- [EXERCISE DIRECTIONS]
Give the entries back exactly, dropping each image.

- [INPUT DATA]

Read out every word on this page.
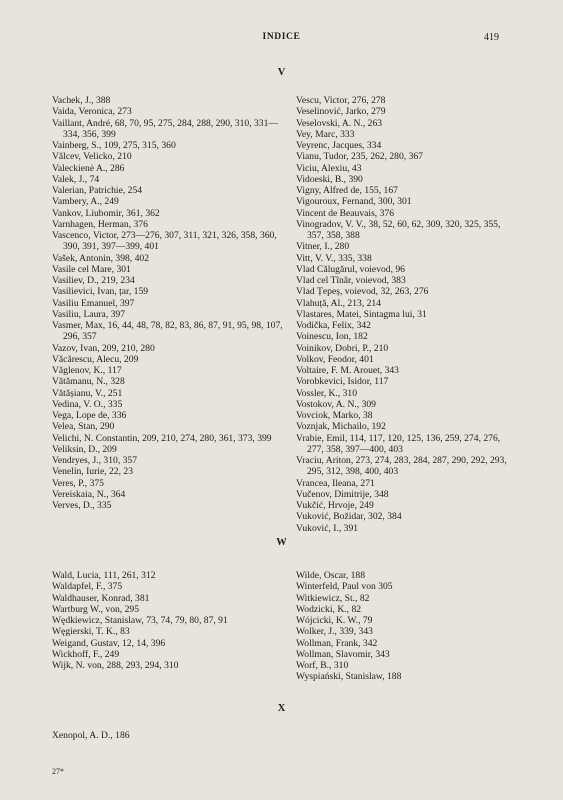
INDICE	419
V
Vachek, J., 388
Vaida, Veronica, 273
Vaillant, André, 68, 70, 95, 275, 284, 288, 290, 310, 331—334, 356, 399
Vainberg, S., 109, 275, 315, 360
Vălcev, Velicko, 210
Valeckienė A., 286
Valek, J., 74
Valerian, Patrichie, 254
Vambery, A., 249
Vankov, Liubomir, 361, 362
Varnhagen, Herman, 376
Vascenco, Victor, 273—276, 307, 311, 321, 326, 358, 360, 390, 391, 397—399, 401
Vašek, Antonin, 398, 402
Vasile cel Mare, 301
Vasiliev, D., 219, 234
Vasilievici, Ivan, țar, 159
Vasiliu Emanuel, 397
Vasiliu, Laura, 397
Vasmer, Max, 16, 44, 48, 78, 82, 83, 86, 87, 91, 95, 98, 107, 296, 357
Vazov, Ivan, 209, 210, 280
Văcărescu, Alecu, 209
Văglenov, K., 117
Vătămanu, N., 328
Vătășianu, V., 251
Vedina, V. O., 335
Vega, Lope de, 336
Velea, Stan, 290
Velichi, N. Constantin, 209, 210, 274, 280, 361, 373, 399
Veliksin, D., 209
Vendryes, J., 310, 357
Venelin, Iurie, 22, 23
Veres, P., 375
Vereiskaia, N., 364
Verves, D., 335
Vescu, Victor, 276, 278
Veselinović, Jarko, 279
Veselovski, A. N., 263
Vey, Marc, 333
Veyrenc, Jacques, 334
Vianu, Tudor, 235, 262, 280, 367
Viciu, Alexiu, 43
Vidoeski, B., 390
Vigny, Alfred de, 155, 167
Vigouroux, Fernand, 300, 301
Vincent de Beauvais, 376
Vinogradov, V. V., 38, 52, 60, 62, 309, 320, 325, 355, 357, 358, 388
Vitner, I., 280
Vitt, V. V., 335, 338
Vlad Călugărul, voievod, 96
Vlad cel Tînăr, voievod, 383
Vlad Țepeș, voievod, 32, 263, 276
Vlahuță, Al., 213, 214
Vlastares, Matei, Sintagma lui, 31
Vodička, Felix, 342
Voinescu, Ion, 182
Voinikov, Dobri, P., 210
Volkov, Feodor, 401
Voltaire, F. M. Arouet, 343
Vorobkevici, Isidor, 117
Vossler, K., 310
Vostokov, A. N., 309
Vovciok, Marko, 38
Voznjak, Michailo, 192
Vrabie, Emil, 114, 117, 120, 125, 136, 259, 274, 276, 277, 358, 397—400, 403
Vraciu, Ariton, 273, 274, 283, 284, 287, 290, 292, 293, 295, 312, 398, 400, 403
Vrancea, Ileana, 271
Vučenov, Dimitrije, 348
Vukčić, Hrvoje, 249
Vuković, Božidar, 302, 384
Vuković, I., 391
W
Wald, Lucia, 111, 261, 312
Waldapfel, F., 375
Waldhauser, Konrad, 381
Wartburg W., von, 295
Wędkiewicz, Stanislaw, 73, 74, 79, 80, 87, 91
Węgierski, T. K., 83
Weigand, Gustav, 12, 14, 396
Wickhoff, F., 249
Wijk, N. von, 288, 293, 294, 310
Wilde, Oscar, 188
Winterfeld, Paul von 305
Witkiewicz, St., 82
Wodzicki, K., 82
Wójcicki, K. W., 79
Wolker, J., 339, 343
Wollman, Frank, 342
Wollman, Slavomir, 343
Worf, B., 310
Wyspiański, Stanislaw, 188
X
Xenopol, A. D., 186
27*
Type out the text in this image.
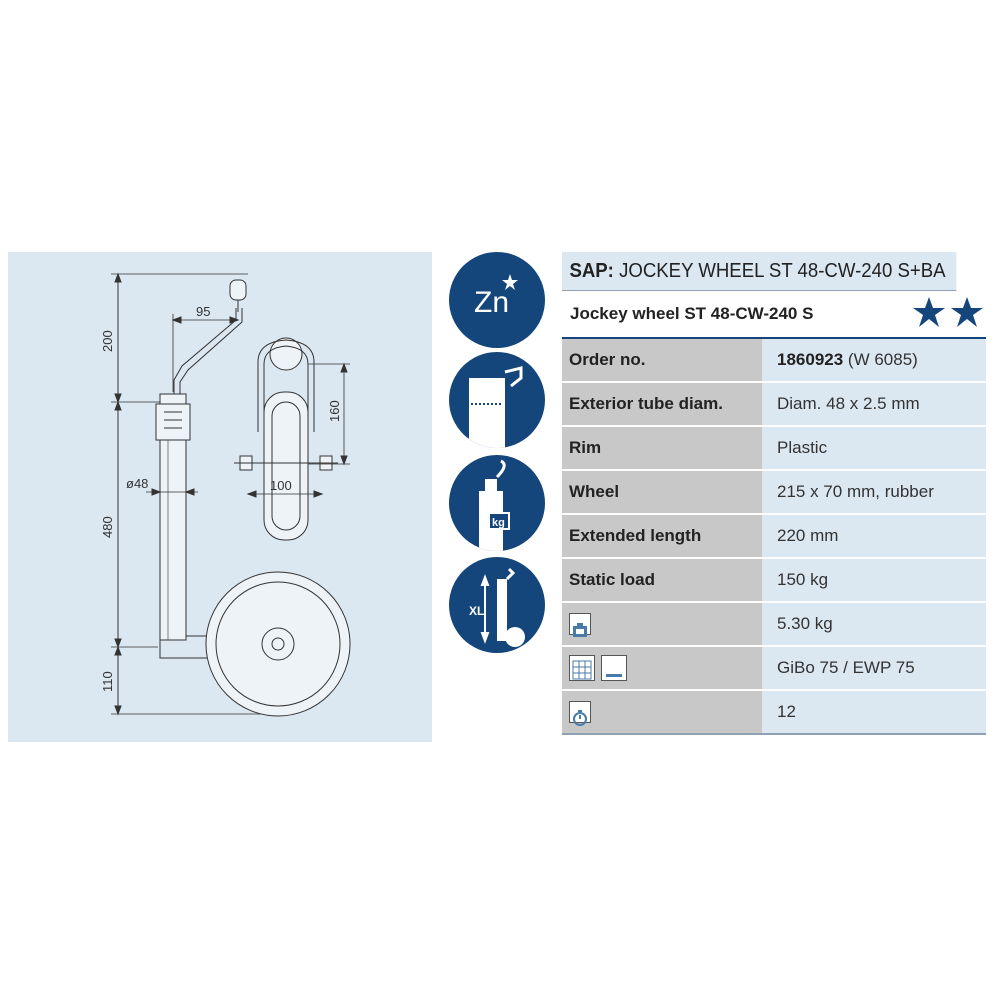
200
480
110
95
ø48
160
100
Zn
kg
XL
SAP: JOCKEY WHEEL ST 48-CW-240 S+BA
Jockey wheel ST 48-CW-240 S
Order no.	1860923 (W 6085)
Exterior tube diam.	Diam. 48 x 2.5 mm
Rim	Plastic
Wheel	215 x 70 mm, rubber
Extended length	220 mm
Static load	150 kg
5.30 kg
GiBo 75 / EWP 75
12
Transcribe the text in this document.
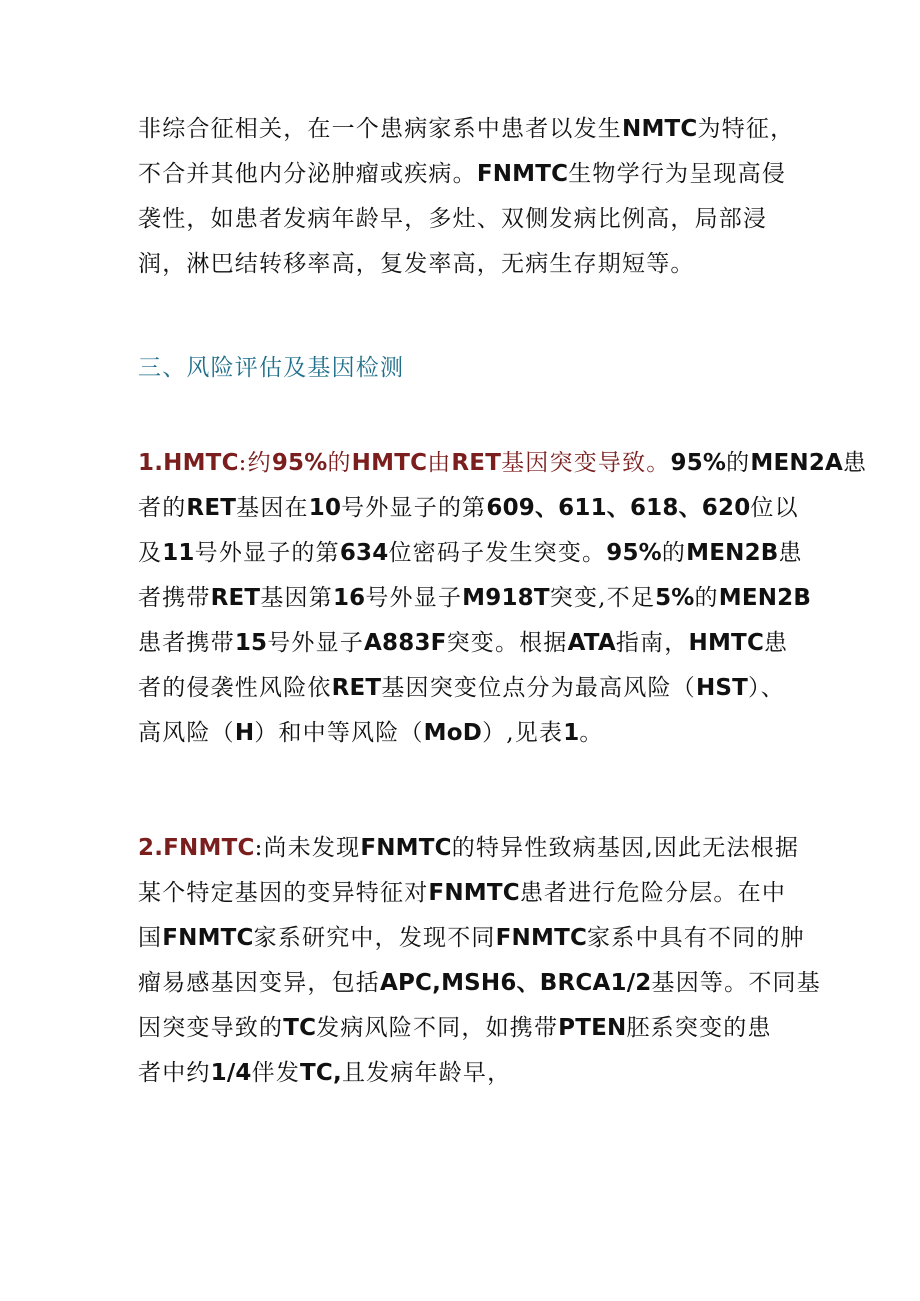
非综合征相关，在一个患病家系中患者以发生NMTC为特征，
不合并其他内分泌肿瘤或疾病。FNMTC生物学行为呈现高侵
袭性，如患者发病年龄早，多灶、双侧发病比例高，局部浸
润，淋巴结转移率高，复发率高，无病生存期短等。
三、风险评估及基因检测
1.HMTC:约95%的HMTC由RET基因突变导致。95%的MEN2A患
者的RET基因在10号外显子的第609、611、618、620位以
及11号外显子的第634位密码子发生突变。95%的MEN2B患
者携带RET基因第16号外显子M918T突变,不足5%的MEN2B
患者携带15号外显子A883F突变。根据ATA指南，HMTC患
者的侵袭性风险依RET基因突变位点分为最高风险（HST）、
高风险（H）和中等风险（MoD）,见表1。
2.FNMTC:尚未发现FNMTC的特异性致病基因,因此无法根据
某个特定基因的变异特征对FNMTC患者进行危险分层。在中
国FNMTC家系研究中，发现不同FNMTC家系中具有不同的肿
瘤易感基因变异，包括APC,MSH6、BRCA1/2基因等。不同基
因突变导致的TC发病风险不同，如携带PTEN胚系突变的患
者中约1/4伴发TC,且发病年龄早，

- [TASK OUTPUT]
Read out every word on this page.
INDICE	419
V
Vachek, J., 388
Vaida, Veronica, 273
Vaillant, André, 68, 70, 95, 275, 284, 288, 290, 310, 331—334, 356, 399
Vainberg, S., 109, 275, 315, 360
Vălcev, Velicko, 210
Valeckienė A., 286
Valek, J., 74
Valerian, Patrichie, 254
Vambery, A., 249
Vankov, Liubomir, 361, 362
Varnhagen, Herman, 376
Vascenco, Victor, 273—276, 307, 311, 321, 326, 358, 360, 390, 391, 397—399, 401
Vašek, Antonin, 398, 402
Vasile cel Mare, 301
Vasiliev, D., 219, 234
Vasilievici, Ivan, țar, 159
Vasiliu Emanuel, 397
Vasiliu, Laura, 397
Vasmer, Max, 16, 44, 48, 78, 82, 83, 86, 87, 91, 95, 98, 107, 296, 357
Vazov, Ivan, 209, 210, 280
Văcărescu, Alecu, 209
Văglenov, K., 117
Vătămanu, N., 328
Vătășianu, V., 251
Vedina, V. O., 335
Vega, Lope de, 336
Velea, Stan, 290
Velichi, N. Constantin, 209, 210, 274, 280, 361, 373, 399
Veliksin, D., 209
Vendryes, J., 310, 357
Venelin, Iurie, 22, 23
Veres, P., 375
Vereiskaia, N., 364
Verves, D., 335
Vescu, Victor, 276, 278
Veselinović, Jarko, 279
Veselovski, A. N., 263
Vey, Marc, 333
Veyrenc, Jacques, 334
Vianu, Tudor, 235, 262, 280, 367
Viciu, Alexiu, 43
Vidoeski, B., 390
Vigny, Alfred de, 155, 167
Vigouroux, Fernand, 300, 301
Vincent de Beauvais, 376
Vinogradov, V. V., 38, 52, 60, 62, 309, 320, 325, 355, 357, 358, 388
Vitner, I., 280
Vitt, V. V., 335, 338
Vlad Călugărul, voievod, 96
Vlad cel Tînăr, voievod, 383
Vlad Țepeș, voievod, 32, 263, 276
Vlahuță, Al., 213, 214
Vlastares, Matei, Sintagma lui, 31
Vodička, Felix, 342
Voinescu, Ion, 182
Voinikov, Dobri, P., 210
Volkov, Feodor, 401
Voltaire, F. M. Arouet, 343
Vorobkevici, Isidor, 117
Vossler, K., 310
Vostokov, A. N., 309
Vovciok, Marko, 38
Voznjak, Michailo, 192
Vrabie, Emil, 114, 117, 120, 125, 136, 259, 274, 276, 277, 358, 397—400, 403
Vraciu, Ariton, 273, 274, 283, 284, 287, 290, 292, 293, 295, 312, 398, 400, 403
Vrancea, Ileana, 271
Vučenov, Dimitrije, 348
Vukčić, Hrvoje, 249
Vuković, Božidar, 302, 384
Vuković, I., 391
W
Wald, Lucia, 111, 261, 312
Waldapfel, F., 375
Waldhauser, Konrad, 381
Wartburg W., von, 295
Wędkiewicz, Stanislaw, 73, 74, 79, 80, 87, 91
Węgierski, T. K., 83
Weigand, Gustav, 12, 14, 396
Wickhoff, F., 249
Wijk, N. von, 288, 293, 294, 310
Wilde, Oscar, 188
Winterfeld, Paul von 305
Witkiewicz, St., 82
Wodzicki, K., 82
Wójcicki, K. W., 79
Wolker, J., 339, 343
Wollman, Frank, 342
Wollman, Slavomir, 343
Worf, B., 310
Wyspiański, Stanislaw, 188
X
Xenopol, A. D., 186
27*
Type out the text in this image.
200
480
110
95
ø48
160
100
Zn
kg
XL
SAP: JOCKEY WHEEL ST 48-CW-240 S+BA
Jockey wheel ST 48-CW-240 S
Order no.	1860923 (W 6085)
Exterior tube diam.	Diam. 48 x 2.5 mm
Rim	Plastic
Wheel	215 x 70 mm, rubber
Extended length	220 mm
Static load	150 kg
5.30 kg
GiBo 75 / EWP 75
12
Transcribe the text in this document.
非综合征相关，在一个患病家系中患者以发生NMTC为特征，
不合并其他内分泌肿瘤或疾病。FNMTC生物学行为呈现高侵
袭性，如患者发病年龄早，多灶、双侧发病比例高，局部浸
润，淋巴结转移率高，复发率高，无病生存期短等。
三、风险评估及基因检测
1.HMTC:约95%的HMTC由RET基因突变导致。95%的MEN2A患
者的RET基因在10号外显子的第609、611、618、620位以
及11号外显子的第634位密码子发生突变。95%的MEN2B患
者携带RET基因第16号外显子M918T突变,不足5%的MEN2B
患者携带15号外显子A883F突变。根据ATA指南，HMTC患
者的侵袭性风险依RET基因突变位点分为最高风险（HST）、
高风险（H）和中等风险（MoD）,见表1。
2.FNMTC:尚未发现FNMTC的特异性致病基因,因此无法根据
某个特定基因的变异特征对FNMTC患者进行危险分层。在中
国FNMTC家系研究中，发现不同FNMTC家系中具有不同的肿
瘤易感基因变异，包括APC,MSH6、BRCA1/2基因等。不同基
因突变导致的TC发病风险不同，如携带PTEN胚系突变的患
者中约1/4伴发TC,且发病年龄早，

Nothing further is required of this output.